From the listing that follows, output everything exactly except the pictures.

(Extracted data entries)
=====

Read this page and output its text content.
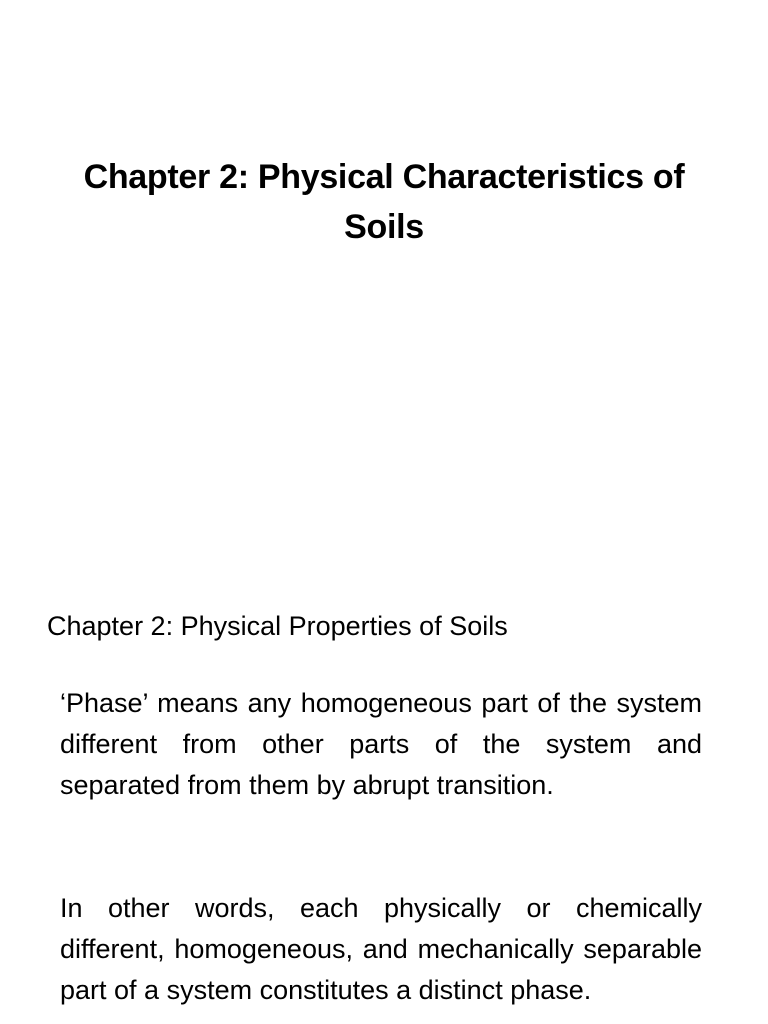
Chapter 2: Physical Characteristics of Soils
Chapter 2: Physical Properties of Soils

‘Phase’ means any homogeneous part of the system different from other parts of the system and separated from them by abrupt transition.

In other words, each physically or chemically different, homogeneous, and mechanically separable part of a system constitutes a distinct phase.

=====

RESULT -
Read this page and output its text content.
Chapter 2: Physical Characteristics of Soils
Chapter 2: Physical Properties of Soils

‘Phase’ means any homogeneous part of the system different from other parts of the system and separated from them by abrupt transition.

In other words, each physically or chemically different, homogeneous, and mechanically separable part of a system constitutes a distinct phase.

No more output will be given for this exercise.